» **Jobs**
a – Please repeat word for word the part of the forum thread on tank leftovers that opens with the words containing "i would clean" and closes with "(Nov 28, 2002)".
b – In the forum thread on tank leftovers, where can a standard gravel vac be bought for about $8?
c – Resume the forum thread on tank leftovers from the point where it stops.
** start of Given text **
# junk at the bottom



## andiruleu (Jun 10, 2005)

is it bad if i leave tiny bits of left overs from the goldfish and 4 pellets and some goldfish flakes on the bottom of my tank for like a week or so? will that do any damage to my water? btw there's like a piece of goldfish head that my rhom took off..


----------



## GlassblowRBPown (Apr 4, 2005)

i would clean up as much as ou can that you fish leave behind. that food can cause an amonia spike in your water if you leave it too long. this is why plecos can be good. they eat leftovers and poop everywhere


----------



## Piranha King (Nov 28, 2002)

gravel vac it, it needs to come out.
wes


----------



## Uncle Rico (Sep 4, 2005)

yeah don't add a pleco if you have a planted tank. I recently found this out the hard way, and fired him. I'm going to buy a gravel vac to replace him.


----------



## doctorvtec (May 15, 2004)

andiruleu said:


> is it bad if i leave tiny bits of left overs from the goldfish and 4 pellets and some goldfish flakes on the bottom of my tank for like a week or so? will that do any damage to my water? btw there's like a piece of goldfish head that my rhom took off..
> [snapback]1181320[/snapback]​


You should try and to 2 water changes a week and gravel vac at the same time.

Leaving leftovers in there to rot for a week can sometimes spell bad news.


----------



## GlassblowRBPown (Apr 4, 2005)

my pleco never eats my plants, i feed him!


----------



## andiruleu (Jun 10, 2005)

where do i get a gravel vac? i looked at petsmart for one and its 80 bucks!


----------



## doctorvtec (May 15, 2004)

andiruleu said:


> where do i get a gravel vac? i looked at petsmart for one and its 80 bucks!
> [snapback]1184228[/snapback]​


You can get a standard gravel vac at Wal Mart for like $8. Its a long platic hard tube with a smaller hose coming off it to drain into a bucket. Or you can use a python that hooks up to your sink.

Gravel Vac

Python


----------



## AMAZON DON (Sep 2, 2005)

80 bucs that s outragious does it give the fish a blow job too


----------



## deezdrama (Jul 9, 2005)
** end of Given text **
** start of Information provided **
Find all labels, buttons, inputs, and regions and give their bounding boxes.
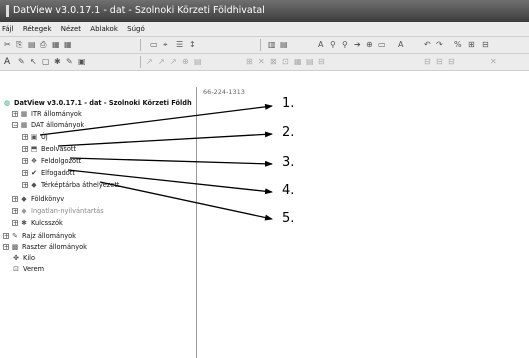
** end of Information provided **
» **Outputs in order**
a –
i would clean up as much as ou can that you fish leave behind. that food can cause an amonia spike in your water if you leave it too long. this is why plecos can be good. they eat leftovers and poop everywhere


----------



## Piranha King (Nov 28, 2002)

b – At Wal Mart.

c –
LOL


----------



## o snap its eric (Feb 19, 2003)

any sort of food causes your amonnia and nitrite to go up. Too much can fowl your water and causes many other chain reactions.


----------



## adultswim (Oct 21, 2004)

What are you retaaded? Clean that sh*t up.


----------



## doctorvtec (May 15, 2004)

adultswim said:


> What are you retaaded? Clean that sh*t up.
> [snapback]1199925[/snapback]​


Uncalled for. If you cannot respond to members in a positive manner, please do not respond at all.


----------



## Judazzz (Jan 13, 2003)

doctorvtec said:


> adultswim said:
> 
> 
> > What are you retaaded? Clean that sh*t up.
> ...


No worries: based on this and other recent posts he's off for a week: time to rethink his strategy...

Anyways, back on topic: food leftovers should be cleaned asap: keeping a few small pieces in over night is ok if your tank is stable, fully cycled, and with enough filtration capacity, but it's best to remove it after 1-2 hours at most.
Poop will work as an ammonia source for a while until it's depleted (no idea how quickly that process goes, though), so it's not absolutely necessary to gravel vac that stuff all the time in a stable, cycled tank with enough filtration capacity: but imo. it looks terrible when a fish raises a sh*t storm as soon as he moves, so personally, I gravel vac my tanks at least twice a week.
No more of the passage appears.